[Element and region data]

***

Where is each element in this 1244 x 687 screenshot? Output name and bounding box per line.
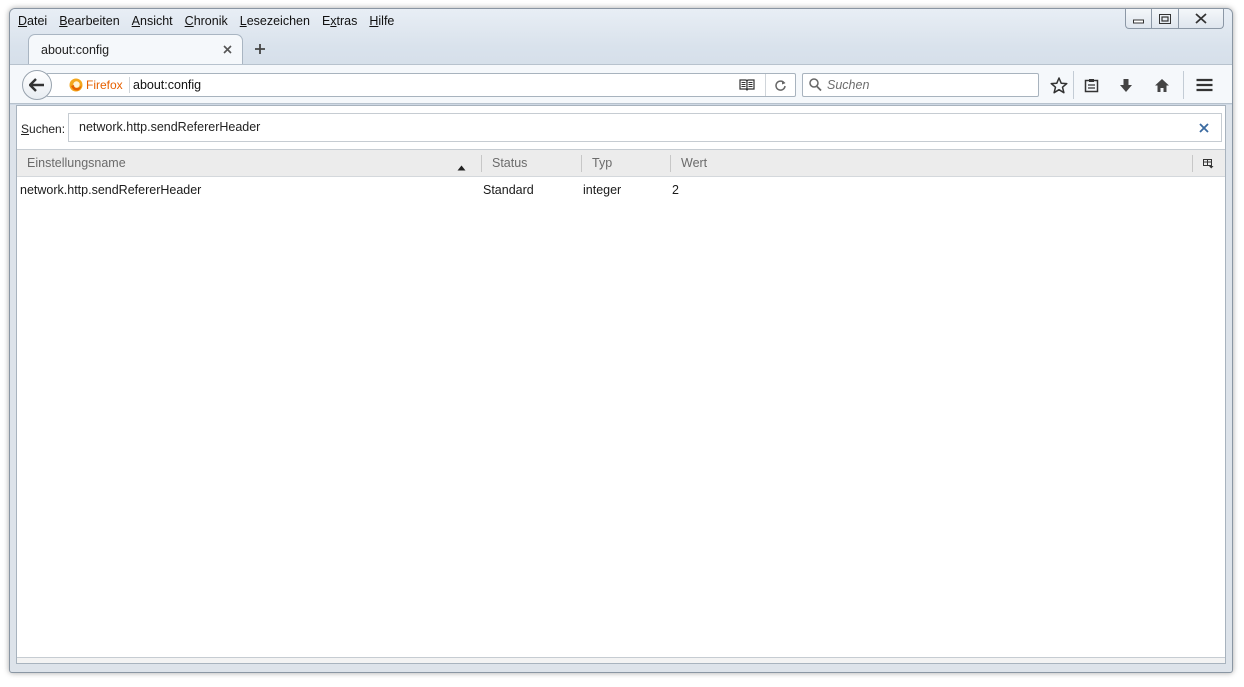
home-icon: [1155, 78, 1169, 92]
clear-x-icon: [1199, 123, 1209, 133]
search-icon: [809, 78, 822, 95]
cell-pref-value: 2: [672, 183, 679, 197]
close-tab-button[interactable]: [220, 42, 234, 56]
maximize-button[interactable]: [1152, 9, 1179, 29]
close-window-button[interactable]: [1179, 9, 1224, 29]
sort-ascending-icon: [457, 160, 466, 174]
open-menu-button[interactable]: [1190, 73, 1218, 97]
clear-filter-button[interactable]: [1197, 121, 1211, 135]
menu-datei[interactable]: Datei: [18, 13, 47, 31]
about-config-page: Suchen: Einstellungsname Status Typ Wert: [16, 105, 1226, 664]
identity-label: Firefox: [86, 78, 123, 92]
menu-bearbeiten[interactable]: Bearbeiten: [59, 13, 119, 31]
column-header-status[interactable]: Status: [492, 150, 577, 177]
column-picker-icon: [1202, 158, 1213, 168]
column-separator[interactable]: [670, 155, 671, 172]
bookmark-star-button[interactable]: [1045, 73, 1073, 97]
identity-box[interactable]: Firefox: [69, 77, 130, 93]
restore-icon: [1159, 13, 1171, 24]
column-separator[interactable]: [481, 155, 482, 172]
filter-input[interactable]: [79, 120, 1179, 134]
toolbar-separator: [1183, 71, 1184, 99]
reader-view-button[interactable]: [739, 78, 755, 95]
reader-view-icon: [739, 79, 755, 91]
url-bar[interactable]: Firefox about:config: [46, 73, 796, 97]
close-tab-icon: [222, 44, 232, 54]
plus-icon: [255, 44, 265, 54]
column-picker-button[interactable]: [1191, 150, 1225, 177]
tab-title: about:config: [41, 43, 110, 57]
menu-chronik[interactable]: Chronik: [185, 13, 228, 31]
star-icon: [1050, 76, 1068, 93]
column-separator[interactable]: [581, 155, 582, 172]
table-row[interactable]: network.http.sendRefererHeader Standard …: [17, 178, 1225, 200]
menu-ansicht[interactable]: Ansicht: [132, 13, 173, 31]
menu-bar: Datei Bearbeiten Ansicht Chronik Lesezei…: [18, 13, 406, 31]
hamburger-menu-icon: [1196, 78, 1212, 92]
search-bar[interactable]: [802, 73, 1039, 97]
browser-window: Datei Bearbeiten Ansicht Chronik Lesezei…: [9, 8, 1233, 673]
reload-icon: [775, 79, 786, 91]
clipboard-icon: [1084, 78, 1098, 92]
back-button[interactable]: [22, 70, 52, 100]
menu-lesezeichen[interactable]: Lesezeichen: [240, 13, 310, 31]
close-icon: [1195, 13, 1207, 24]
cell-pref-name: network.http.sendRefererHeader: [20, 183, 202, 197]
new-tab-button[interactable]: [250, 40, 270, 58]
home-button[interactable]: [1148, 73, 1176, 97]
menu-extras[interactable]: Extras: [322, 13, 357, 31]
menu-hilfe[interactable]: Hilfe: [369, 13, 394, 31]
horizontal-scrollbar[interactable]: [17, 657, 1225, 663]
title-bar: Datei Bearbeiten Ansicht Chronik Lesezei…: [10, 9, 1232, 105]
filter-label: Suchen:: [21, 122, 66, 136]
column-header-row: Einstellungsname Status Typ Wert: [17, 149, 1225, 177]
toolbar-separator: [1073, 71, 1074, 99]
cell-pref-type: integer: [583, 183, 622, 197]
window-controls: [1125, 9, 1224, 29]
download-arrow-icon: [1120, 78, 1132, 92]
cell-pref-status: Standard: [483, 183, 534, 197]
back-arrow-icon: [29, 78, 44, 92]
minimize-button[interactable]: [1125, 9, 1152, 29]
filter-row: Suchen:: [17, 106, 1225, 148]
navigation-toolbar: Firefox about:config: [10, 64, 1232, 104]
filter-box: [68, 113, 1222, 142]
column-header-name[interactable]: Einstellungsname: [27, 150, 467, 177]
search-input[interactable]: [827, 77, 1032, 93]
firefox-logo-icon: [69, 78, 83, 92]
minimize-icon: [1133, 19, 1144, 23]
column-header-type[interactable]: Typ: [592, 150, 672, 177]
downloads-button[interactable]: [1112, 73, 1140, 97]
tab-about-config[interactable]: about:config: [28, 34, 243, 64]
bookmarks-menu-button[interactable]: [1077, 73, 1105, 97]
url-text: about:config: [133, 78, 202, 92]
reload-button[interactable]: [765, 74, 795, 96]
column-header-value[interactable]: Wert: [681, 150, 981, 177]
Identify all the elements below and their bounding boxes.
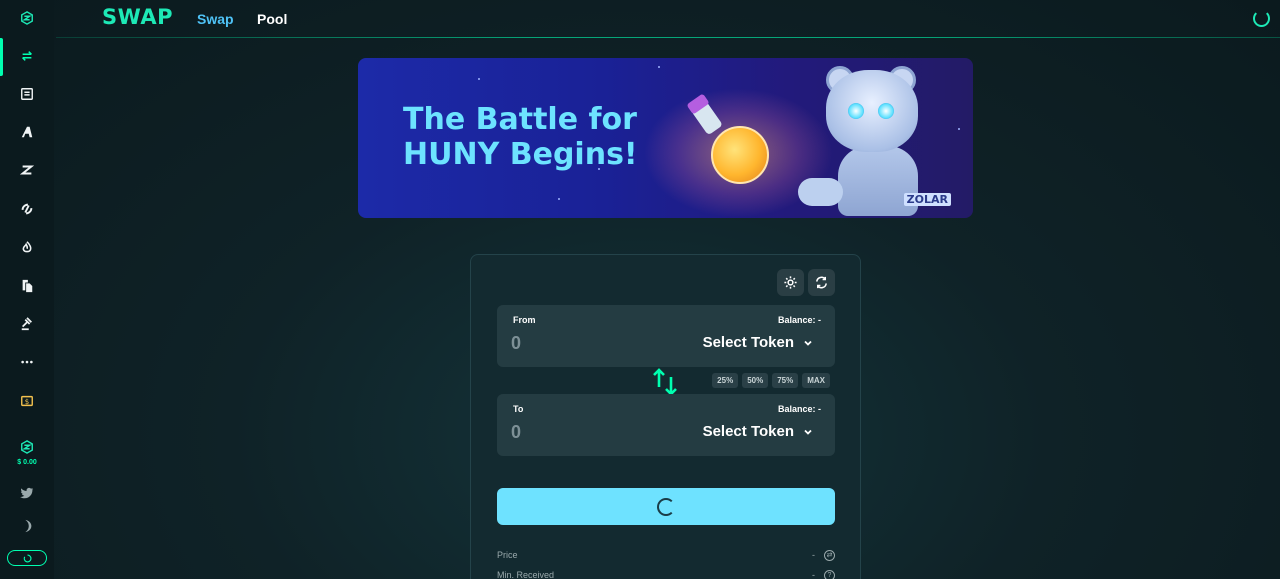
chevron-down-icon xyxy=(804,340,812,346)
price-value: - xyxy=(812,550,815,560)
to-label: To xyxy=(513,404,524,414)
banner-headline-line2: HUNY Begins! xyxy=(403,137,638,172)
to-amount-input[interactable]: 0 xyxy=(511,422,521,443)
svg-text:$: $ xyxy=(25,398,29,406)
percentage-buttons: 25% 50% 75% MAX xyxy=(712,373,830,388)
from-token-select[interactable]: Select Token xyxy=(703,334,813,351)
to-token-select[interactable]: Select Token xyxy=(703,423,813,440)
sidebar-item-auction[interactable] xyxy=(0,309,54,339)
price-row: Price - ⇄ xyxy=(497,550,835,564)
sidebar-item-flame[interactable] xyxy=(0,232,54,262)
documents-icon xyxy=(22,279,33,293)
arky-icon xyxy=(21,126,33,138)
swap-card: From Balance: - 0 Select Token 25% 50% 7… xyxy=(470,254,861,579)
to-balance: Balance: - xyxy=(777,404,821,414)
refresh-button[interactable] xyxy=(808,269,835,296)
swap-submit-button[interactable] xyxy=(497,488,835,525)
flame-icon xyxy=(22,241,32,253)
theme-toggle[interactable] xyxy=(0,511,54,541)
banner-headline-line1: The Battle for xyxy=(403,102,637,137)
banner-tag: ZOLAR xyxy=(903,193,951,206)
potion-icon xyxy=(711,126,769,184)
pct-max-button[interactable]: MAX xyxy=(802,373,830,388)
sidebar-collapse-toggle[interactable] xyxy=(7,550,47,566)
sidebar-item-arky[interactable] xyxy=(0,117,54,147)
sidebar: $ $ 0.00 xyxy=(0,0,54,579)
sidebar-item-more[interactable] xyxy=(0,347,54,377)
sidebar-item-ticket[interactable]: $ xyxy=(0,386,54,416)
twitter-link[interactable] xyxy=(0,478,54,508)
sidebar-item-news[interactable] xyxy=(0,79,54,109)
price-label: Price xyxy=(497,550,518,560)
min-received-value: - xyxy=(812,570,815,579)
refresh-icon xyxy=(816,276,827,289)
from-label: From xyxy=(513,315,536,325)
sidebar-item-bridge[interactable] xyxy=(0,194,54,224)
moon-icon xyxy=(25,519,32,533)
nav-pool-tab[interactable]: Pool xyxy=(257,11,287,27)
brand-logo[interactable]: SWAP xyxy=(102,5,173,29)
price-swap-icon[interactable]: ⇄ xyxy=(824,550,835,561)
sidebar-item-swap[interactable] xyxy=(0,38,54,76)
z-icon xyxy=(20,165,34,175)
header-divider xyxy=(56,37,1280,38)
bear-eye xyxy=(848,103,864,119)
zilswap-logo-icon[interactable] xyxy=(0,3,54,33)
banner-headline: The Battle for HUNY Begins! xyxy=(403,102,638,172)
promo-banner[interactable]: The Battle for HUNY Begins! ZOLAR xyxy=(358,58,973,218)
twitter-icon xyxy=(20,487,34,499)
nav-swap-tab[interactable]: Swap xyxy=(197,11,234,27)
zwap-balance: $ 0.00 xyxy=(17,459,37,466)
bear-eye xyxy=(878,103,894,119)
loading-spinner-icon xyxy=(657,497,675,516)
pct-25-button[interactable]: 25% xyxy=(712,373,739,388)
dollar-ticket-icon: $ xyxy=(21,395,33,407)
swap-arrows-icon xyxy=(22,51,32,61)
chevron-down-icon xyxy=(804,429,812,435)
from-panel: From Balance: - 0 Select Token xyxy=(497,305,835,367)
top-header: SWAP Swap Pool xyxy=(54,0,1280,38)
loading-icon xyxy=(23,554,32,562)
connect-wallet-spinner-icon[interactable] xyxy=(1253,10,1270,27)
newspaper-icon xyxy=(21,88,33,100)
more-dots-icon xyxy=(21,360,33,364)
from-balance: Balance: - xyxy=(777,315,821,325)
sidebar-item-z[interactable] xyxy=(0,155,54,185)
from-token-label: Select Token xyxy=(702,334,794,351)
to-token-label: Select Token xyxy=(702,423,794,440)
bridge-icon xyxy=(21,203,33,215)
gavel-icon xyxy=(21,317,32,331)
pct-50-button[interactable]: 50% xyxy=(742,373,769,388)
min-received-label: Min. Received xyxy=(497,570,555,579)
gear-icon xyxy=(784,276,797,289)
pct-75-button[interactable]: 75% xyxy=(772,373,799,388)
settings-button[interactable] xyxy=(777,269,804,296)
bear-arm xyxy=(798,178,843,206)
bear-head xyxy=(826,70,918,152)
from-amount-input[interactable]: 0 xyxy=(511,333,521,354)
help-icon[interactable]: ? xyxy=(824,570,835,579)
min-received-row: Min. Received - ? xyxy=(497,570,835,579)
to-panel: To Balance: - 0 Select Token xyxy=(497,394,835,456)
sidebar-item-documents[interactable] xyxy=(0,271,54,301)
zwap-token-icon[interactable] xyxy=(0,432,54,462)
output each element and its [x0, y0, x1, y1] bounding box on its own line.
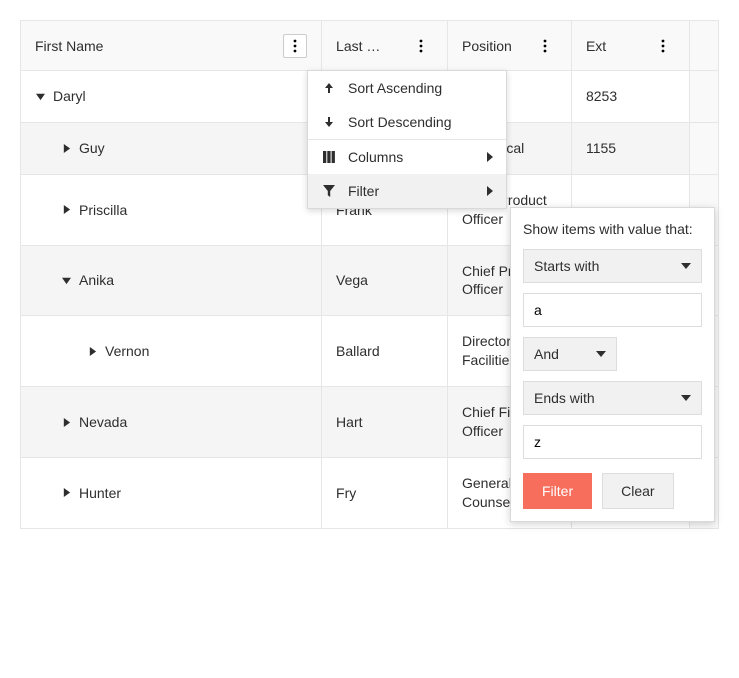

***

EXERCISE — Rewrite the data starting at the line containing "home-icon: [1155, 78, 1169, 92]" and ending at the line containing "column-header-status[interactable]: Status: [492, 150, 577, 177]", with "clear-filter-button" changed to "reset-filter-button" and nothing else altered.

OUTPUT BELOW —
home-icon: [1155, 78, 1169, 92]
clear-x-icon: [1199, 123, 1209, 133]
search-icon: [809, 78, 822, 95]
cell-pref-value: 2: [672, 183, 679, 197]
close-tab-button[interactable]: [220, 42, 234, 56]
maximize-button[interactable]: [1152, 9, 1179, 29]
close-window-button[interactable]: [1179, 9, 1224, 29]
sort-ascending-icon: [457, 160, 466, 174]
open-menu-button[interactable]: [1190, 73, 1218, 97]
reset-filter-button[interactable]: [1197, 121, 1211, 135]
menu-datei[interactable]: Datei: [18, 13, 47, 31]
about-config-page: Suchen: Einstellungsname Status Typ Wert: [16, 105, 1226, 664]
identity-label: Firefox: [86, 78, 123, 92]
menu-bearbeiten[interactable]: Bearbeiten: [59, 13, 119, 31]
column-header-status[interactable]: Status: [492, 150, 577, 177]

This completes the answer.